▸ **WRITTEN REQUEST**:
Return the listing below exactly, with the pictures dropped.

[Stored data entries]
[START]
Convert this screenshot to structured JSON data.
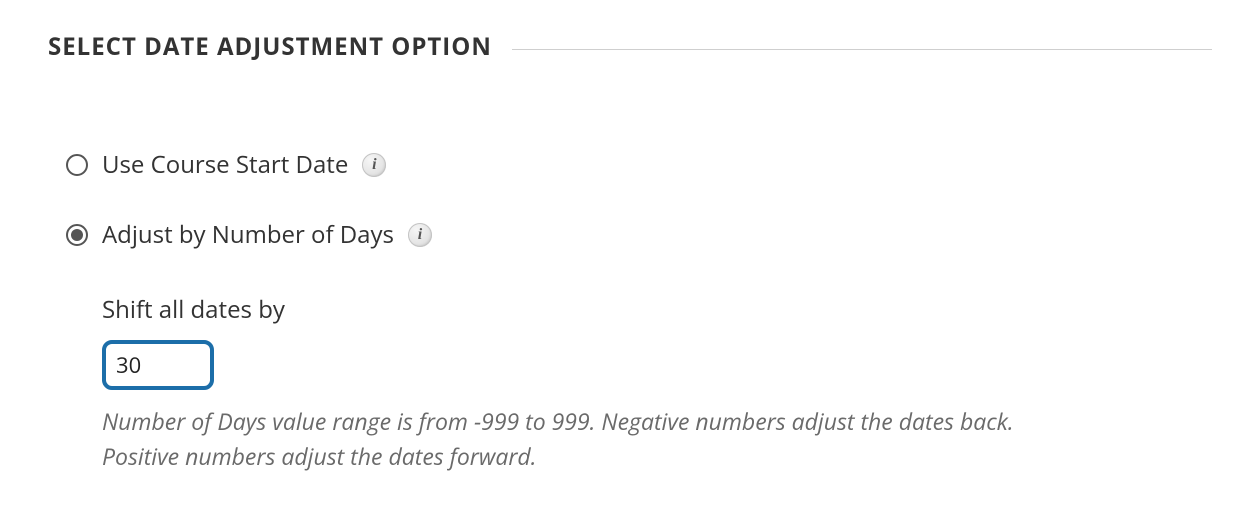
{
  "section": {
    "title": "SELECT DATE ADJUSTMENT OPTION"
  },
  "options": {
    "use_start_date": {
      "label": "Use Course Start Date",
      "selected": false
    },
    "adjust_days": {
      "label": "Adjust by Number of Days",
      "selected": true
    }
  },
  "shift": {
    "label": "Shift all dates by",
    "value": "30",
    "hint": "Number of Days value range is from -999 to 999. Negative numbers adjust the dates back. Positive numbers adjust the dates forward."
  },
  "glyphs": {
    "info": "i"
  }
}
[END]
▸ **ANSWER FOR THIS EXERCISE**:
Convert this screenshot to structured JSON data.
{
  "section": {
    "title": "SELECT DATE ADJUSTMENT OPTION"
  },
  "options": {
    "use_start_date": {
      "label": "Use Course Start Date",
      "selected": false
    },
    "adjust_days": {
      "label": "Adjust by Number of Days",
      "selected": true
    }
  },
  "shift": {
    "label": "Shift all dates by",
    "value": "30",
    "hint": "Number of Days value range is from -999 to 999. Negative numbers adjust the dates back. Positive numbers adjust the dates forward."
  },
  "glyphs": {
    "info": "i"
  }
}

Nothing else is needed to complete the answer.